**Try it:** A precise reproduction of every record below is needed, minus the pictures.

**Listed entries:**
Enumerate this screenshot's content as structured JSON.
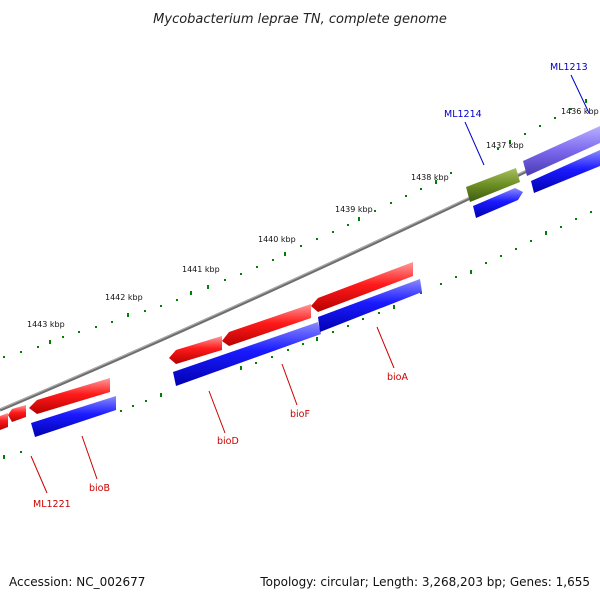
{
  "title": "Mycobacterium leprae TN, complete genome",
  "footer": {
    "accession": "Accession: NC_002677",
    "summary": "Topology: circular; Length: 3,268,203 bp; Genes: 1,655"
  },
  "ticks": [
    {
      "label": "1443 kbp"
    },
    {
      "label": "1442 kbp"
    },
    {
      "label": "1441 kbp"
    },
    {
      "label": "1440 kbp"
    },
    {
      "label": "1439 kbp"
    },
    {
      "label": "1438 kbp"
    },
    {
      "label": "1437 kbp"
    },
    {
      "label": "1436 kbp"
    }
  ],
  "gene_labels": [
    {
      "label": "ML1221",
      "color": "#cc0000"
    },
    {
      "label": "bioB",
      "color": "#cc0000"
    },
    {
      "label": "bioD",
      "color": "#cc0000"
    },
    {
      "label": "bioF",
      "color": "#cc0000"
    },
    {
      "label": "bioA",
      "color": "#cc0000"
    },
    {
      "label": "ML1214",
      "color": "#0000cc"
    },
    {
      "label": "ML1213",
      "color": "#0000cc"
    }
  ],
  "colors": {
    "forward_gene": "#ff0000",
    "cds": "#0000ff",
    "olive_feature": "#6b8e23",
    "purple_feature": "#7b68ee",
    "backbone": "#808080",
    "tick_marks": "#008000"
  }
}
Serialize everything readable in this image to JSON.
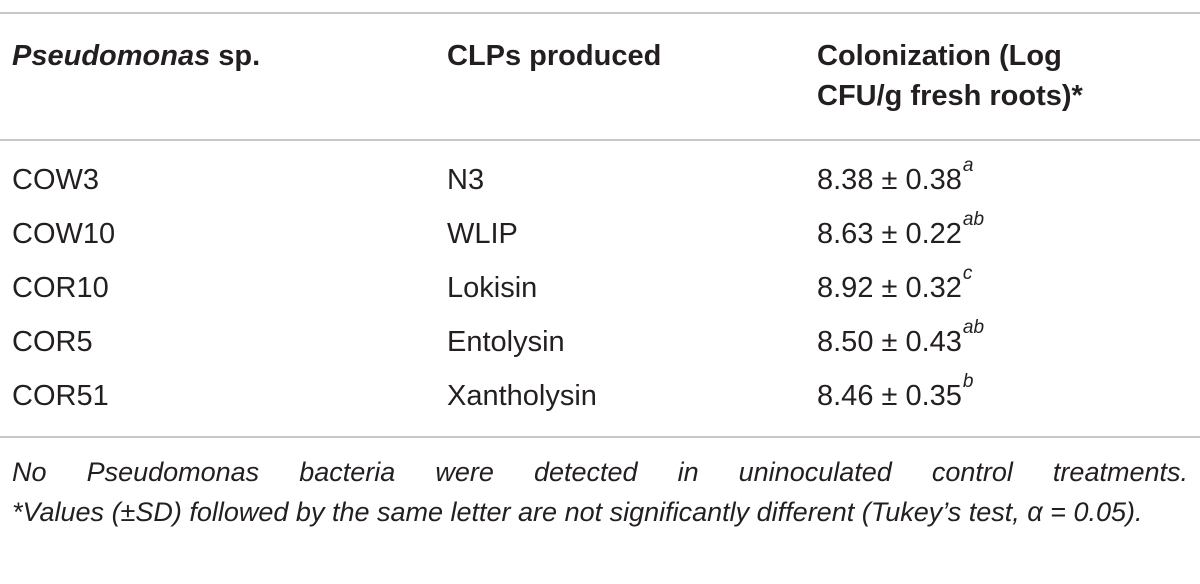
{
  "table": {
    "headers": {
      "col1_italic": "Pseudomonas",
      "col1_rest": " sp.",
      "col2": "CLPs produced",
      "col3_line1": "Colonization (Log",
      "col3_line2": "CFU/g fresh roots)*"
    },
    "rows": [
      {
        "strain": "COW3",
        "clp": "N3",
        "value": "8.38 ± 0.38",
        "letter": "a"
      },
      {
        "strain": "COW10",
        "clp": "WLIP",
        "value": "8.63 ± 0.22",
        "letter": "ab"
      },
      {
        "strain": "COR10",
        "clp": "Lokisin",
        "value": "8.92 ± 0.32",
        "letter": "c"
      },
      {
        "strain": "COR5",
        "clp": "Entolysin",
        "value": "8.50 ± 0.43",
        "letter": "ab"
      },
      {
        "strain": "COR51",
        "clp": "Xantholysin",
        "value": "8.46 ± 0.35",
        "letter": "b"
      }
    ]
  },
  "footnote": {
    "line1": "No Pseudomonas bacteria were detected in uninoculated control treatments.",
    "line2": "*Values (±SD) followed by the same letter are not significantly different (Tukey’s test, α = 0.05)."
  }
}
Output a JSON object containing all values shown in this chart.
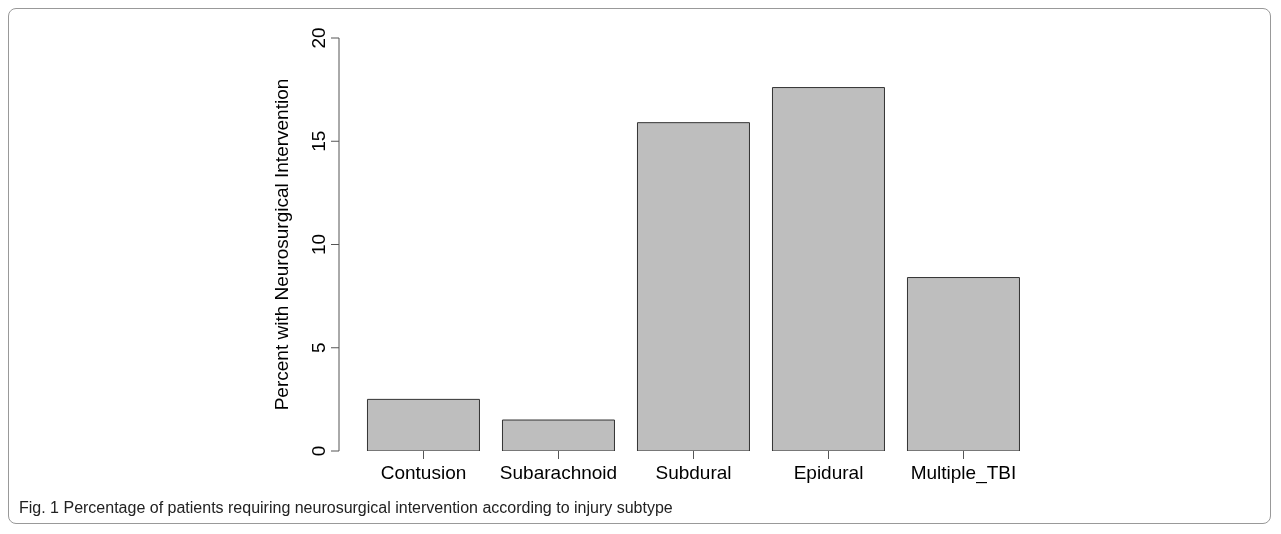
{
  "chart_data": {
    "type": "bar",
    "ylabel": "Percent with Neurosurgical Intervention",
    "categories": [
      "Contusion",
      "Subarachnoid",
      "Subdural",
      "Epidural",
      "Multiple_TBI"
    ],
    "values": [
      2.5,
      1.5,
      15.9,
      17.6,
      8.4
    ],
    "color": "#bebebe",
    "ylim": [
      0,
      20
    ],
    "yticks": [
      0,
      5,
      10,
      15,
      20
    ],
    "annotations": [
      "Fig. 1 Percentage of patients requiring neurosurgical intervention according to injury subtype"
    ]
  }
}
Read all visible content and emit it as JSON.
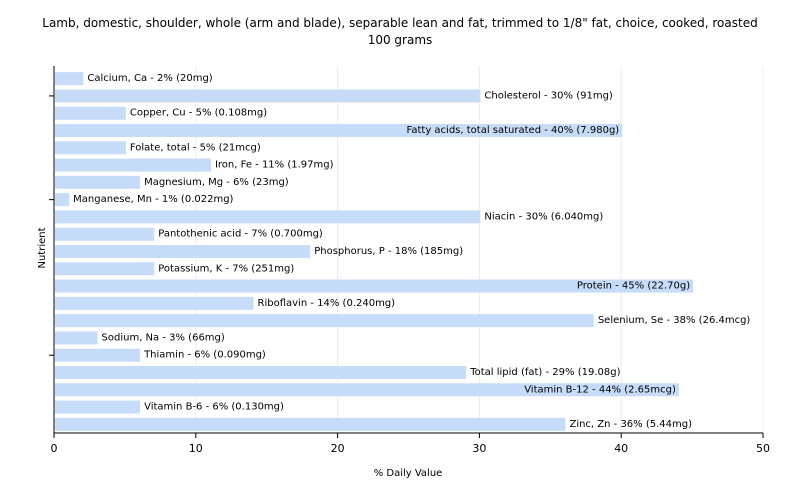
{
  "chart_data": {
    "type": "bar",
    "orientation": "horizontal",
    "title": "Lamb, domestic, shoulder, whole (arm and blade), separable lean and fat, trimmed to 1/8\" fat, choice, cooked, roasted",
    "subtitle": "100 grams",
    "xlabel": "% Daily Value",
    "ylabel": "Nutrient",
    "xlim": [
      0,
      50
    ],
    "xticks": [
      0,
      10,
      20,
      30,
      40,
      50
    ],
    "grid": true,
    "bar_color": "#c6dcf8",
    "categories": [
      "Calcium, Ca",
      "Cholesterol",
      "Copper, Cu",
      "Fatty acids, total saturated",
      "Folate, total",
      "Iron, Fe",
      "Magnesium, Mg",
      "Manganese, Mn",
      "Niacin",
      "Pantothenic acid",
      "Phosphorus, P",
      "Potassium, K",
      "Protein",
      "Riboflavin",
      "Selenium, Se",
      "Sodium, Na",
      "Thiamin",
      "Total lipid (fat)",
      "Vitamin B-12",
      "Vitamin B-6",
      "Zinc, Zn"
    ],
    "values": [
      2,
      30,
      5,
      40,
      5,
      11,
      6,
      1,
      30,
      7,
      18,
      7,
      45,
      14,
      38,
      3,
      6,
      29,
      44,
      6,
      36
    ],
    "labels": [
      "Calcium, Ca - 2% (20mg)",
      "Cholesterol - 30% (91mg)",
      "Copper, Cu - 5% (0.108mg)",
      "Fatty acids, total saturated - 40% (7.980g)",
      "Folate, total - 5% (21mcg)",
      "Iron, Fe - 11% (1.97mg)",
      "Magnesium, Mg - 6% (23mg)",
      "Manganese, Mn - 1% (0.022mg)",
      "Niacin - 30% (6.040mg)",
      "Pantothenic acid - 7% (0.700mg)",
      "Phosphorus, P - 18% (185mg)",
      "Potassium, K - 7% (251mg)",
      "Protein - 45% (22.70g)",
      "Riboflavin - 14% (0.240mg)",
      "Selenium, Se - 38% (26.4mcg)",
      "Sodium, Na - 3% (66mg)",
      "Thiamin - 6% (0.090mg)",
      "Total lipid (fat) - 29% (19.08g)",
      "Vitamin B-12 - 44% (2.65mcg)",
      "Vitamin B-6 - 6% (0.130mg)",
      "Zinc, Zn - 36% (5.44mg)"
    ]
  }
}
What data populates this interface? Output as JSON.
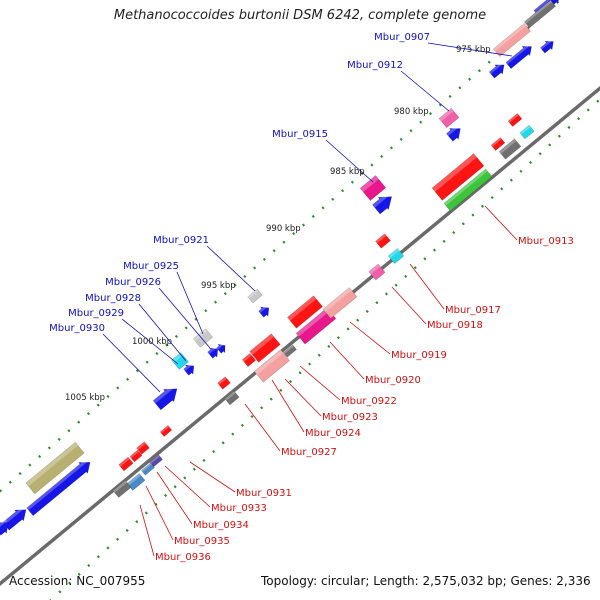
{
  "title": "Methanococcoides burtonii DSM 6242, complete genome",
  "accession": "Accession: NC_007955",
  "topology": "Topology: circular; Length: 2,575,032 bp; Genes: 2,336",
  "colors": {
    "forward_label": "#1010c0",
    "reverse_label": "#d01010",
    "backbone": "#6a6a6a",
    "tick": "#2c8c2c",
    "cds_blue": "#1616e8",
    "cds_red": "#ff1414",
    "trna_pink": "#f060a8",
    "rrna_salmon": "#f4a0a0",
    "hypo_gray": "#707070",
    "light_gray": "#c8c8c8",
    "cyan": "#22d8e8",
    "green": "#3cc43c",
    "olive": "#b8b070",
    "steel": "#4a88c8",
    "purple": "#5848a8",
    "magenta": "#e8188c"
  },
  "scale_labels": [
    "975 kbp",
    "980 kbp",
    "985 kbp",
    "990 kbp",
    "995 kbp",
    "1000 kbp",
    "1005 kbp"
  ],
  "forward_genes": [
    "Mbur_0907",
    "Mbur_0912",
    "Mbur_0915",
    "Mbur_0921",
    "Mbur_0925",
    "Mbur_0926",
    "Mbur_0928",
    "Mbur_0929",
    "Mbur_0930"
  ],
  "reverse_genes": [
    "Mbur_0913",
    "Mbur_0917",
    "Mbur_0918",
    "Mbur_0919",
    "Mbur_0920",
    "Mbur_0922",
    "Mbur_0923",
    "Mbur_0924",
    "Mbur_0927",
    "Mbur_0931",
    "Mbur_0933",
    "Mbur_0934",
    "Mbur_0935",
    "Mbur_0936"
  ]
}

**Written answer:**
Enumerate this screenshot's content as structured JSON.
{
  "title": "Mycobacterium leprae TN, complete genome",
  "footer": {
    "accession": "Accession: NC_002677",
    "summary": "Topology: circular; Length: 3,268,203 bp; Genes: 1,655"
  },
  "ticks": [
    {
      "label": "1443 kbp"
    },
    {
      "label": "1442 kbp"
    },
    {
      "label": "1441 kbp"
    },
    {
      "label": "1440 kbp"
    },
    {
      "label": "1439 kbp"
    },
    {
      "label": "1438 kbp"
    },
    {
      "label": "1437 kbp"
    },
    {
      "label": "1436 kbp"
    }
  ],
  "gene_labels": [
    {
      "label": "ML1221",
      "color": "#cc0000"
    },
    {
      "label": "bioB",
      "color": "#cc0000"
    },
    {
      "label": "bioD",
      "color": "#cc0000"
    },
    {
      "label": "bioF",
      "color": "#cc0000"
    },
    {
      "label": "bioA",
      "color": "#cc0000"
    },
    {
      "label": "ML1214",
      "color": "#0000cc"
    },
    {
      "label": "ML1213",
      "color": "#0000cc"
    }
  ],
  "colors": {
    "forward_gene": "#ff0000",
    "cds": "#0000ff",
    "olive_feature": "#6b8e23",
    "purple_feature": "#7b68ee",
    "backbone": "#808080",
    "tick_marks": "#008000"
  }
}
Serialize everything readable in this image to JSON.
{
  "table": {
    "headers": {
      "col1_italic": "Pseudomonas",
      "col1_rest": " sp.",
      "col2": "CLPs produced",
      "col3_line1": "Colonization (Log",
      "col3_line2": "CFU/g fresh roots)*"
    },
    "rows": [
      {
        "strain": "COW3",
        "clp": "N3",
        "value": "8.38 ± 0.38",
        "letter": "a"
      },
      {
        "strain": "COW10",
        "clp": "WLIP",
        "value": "8.63 ± 0.22",
        "letter": "ab"
      },
      {
        "strain": "COR10",
        "clp": "Lokisin",
        "value": "8.92 ± 0.32",
        "letter": "c"
      },
      {
        "strain": "COR5",
        "clp": "Entolysin",
        "value": "8.50 ± 0.43",
        "letter": "ab"
      },
      {
        "strain": "COR51",
        "clp": "Xantholysin",
        "value": "8.46 ± 0.35",
        "letter": "b"
      }
    ]
  },
  "footnote": {
    "line1": "No Pseudomonas bacteria were detected in uninoculated control treatments.",
    "line2": "*Values (±SD) followed by the same letter are not significantly different (Tukey’s test, α = 0.05)."
  }
}
Output a JSON object containing all values shown in this chart.
{
  "chart_data": {
    "type": "bar",
    "ylabel": "Percent with Neurosurgical Intervention",
    "categories": [
      "Contusion",
      "Subarachnoid",
      "Subdural",
      "Epidural",
      "Multiple_TBI"
    ],
    "values": [
      2.5,
      1.5,
      15.9,
      17.6,
      8.4
    ],
    "color": "#bebebe",
    "ylim": [
      0,
      20
    ],
    "yticks": [
      0,
      5,
      10,
      15,
      20
    ],
    "annotations": [
      "Fig. 1 Percentage of patients requiring neurosurgical intervention according to injury subtype"
    ]
  }
}
Read all visible content and emit it as JSON.
{
  "chart_data": {
    "type": "bar",
    "orientation": "horizontal",
    "title": "Lamb, domestic, shoulder, whole (arm and blade), separable lean and fat, trimmed to 1/8\" fat, choice, cooked, roasted",
    "subtitle": "100 grams",
    "xlabel": "% Daily Value",
    "ylabel": "Nutrient",
    "xlim": [
      0,
      50
    ],
    "xticks": [
      0,
      10,
      20,
      30,
      40,
      50
    ],
    "grid": true,
    "bar_color": "#c6dcf8",
    "categories": [
      "Calcium, Ca",
      "Cholesterol",
      "Copper, Cu",
      "Fatty acids, total saturated",
      "Folate, total",
      "Iron, Fe",
      "Magnesium, Mg",
      "Manganese, Mn",
      "Niacin",
      "Pantothenic acid",
      "Phosphorus, P",
      "Potassium, K",
      "Protein",
      "Riboflavin",
      "Selenium, Se",
      "Sodium, Na",
      "Thiamin",
      "Total lipid (fat)",
      "Vitamin B-12",
      "Vitamin B-6",
      "Zinc, Zn"
    ],
    "values": [
      2,
      30,
      5,
      40,
      5,
      11,
      6,
      1,
      30,
      7,
      18,
      7,
      45,
      14,
      38,
      3,
      6,
      29,
      44,
      6,
      36
    ],
    "labels": [
      "Calcium, Ca - 2% (20mg)",
      "Cholesterol - 30% (91mg)",
      "Copper, Cu - 5% (0.108mg)",
      "Fatty acids, total saturated - 40% (7.980g)",
      "Folate, total - 5% (21mcg)",
      "Iron, Fe - 11% (1.97mg)",
      "Magnesium, Mg - 6% (23mg)",
      "Manganese, Mn - 1% (0.022mg)",
      "Niacin - 30% (6.040mg)",
      "Pantothenic acid - 7% (0.700mg)",
      "Phosphorus, P - 18% (185mg)",
      "Potassium, K - 7% (251mg)",
      "Protein - 45% (22.70g)",
      "Riboflavin - 14% (0.240mg)",
      "Selenium, Se - 38% (26.4mcg)",
      "Sodium, Na - 3% (66mg)",
      "Thiamin - 6% (0.090mg)",
      "Total lipid (fat) - 29% (19.08g)",
      "Vitamin B-12 - 44% (2.65mcg)",
      "Vitamin B-6 - 6% (0.130mg)",
      "Zinc, Zn - 36% (5.44mg)"
    ]
  }
}
What data populates this interface? Output as JSON.
{
  "title": "Methanococcoides burtonii DSM 6242, complete genome",
  "accession": "Accession: NC_007955",
  "topology": "Topology: circular; Length: 2,575,032 bp; Genes: 2,336",
  "colors": {
    "forward_label": "#1010c0",
    "reverse_label": "#d01010",
    "backbone": "#6a6a6a",
    "tick": "#2c8c2c",
    "cds_blue": "#1616e8",
    "cds_red": "#ff1414",
    "trna_pink": "#f060a8",
    "rrna_salmon": "#f4a0a0",
    "hypo_gray": "#707070",
    "light_gray": "#c8c8c8",
    "cyan": "#22d8e8",
    "green": "#3cc43c",
    "olive": "#b8b070",
    "steel": "#4a88c8",
    "purple": "#5848a8",
    "magenta": "#e8188c"
  },
  "scale_labels": [
    "975 kbp",
    "980 kbp",
    "985 kbp",
    "990 kbp",
    "995 kbp",
    "1000 kbp",
    "1005 kbp"
  ],
  "forward_genes": [
    "Mbur_0907",
    "Mbur_0912",
    "Mbur_0915",
    "Mbur_0921",
    "Mbur_0925",
    "Mbur_0926",
    "Mbur_0928",
    "Mbur_0929",
    "Mbur_0930"
  ],
  "reverse_genes": [
    "Mbur_0913",
    "Mbur_0917",
    "Mbur_0918",
    "Mbur_0919",
    "Mbur_0920",
    "Mbur_0922",
    "Mbur_0923",
    "Mbur_0924",
    "Mbur_0927",
    "Mbur_0931",
    "Mbur_0933",
    "Mbur_0934",
    "Mbur_0935",
    "Mbur_0936"
  ]
}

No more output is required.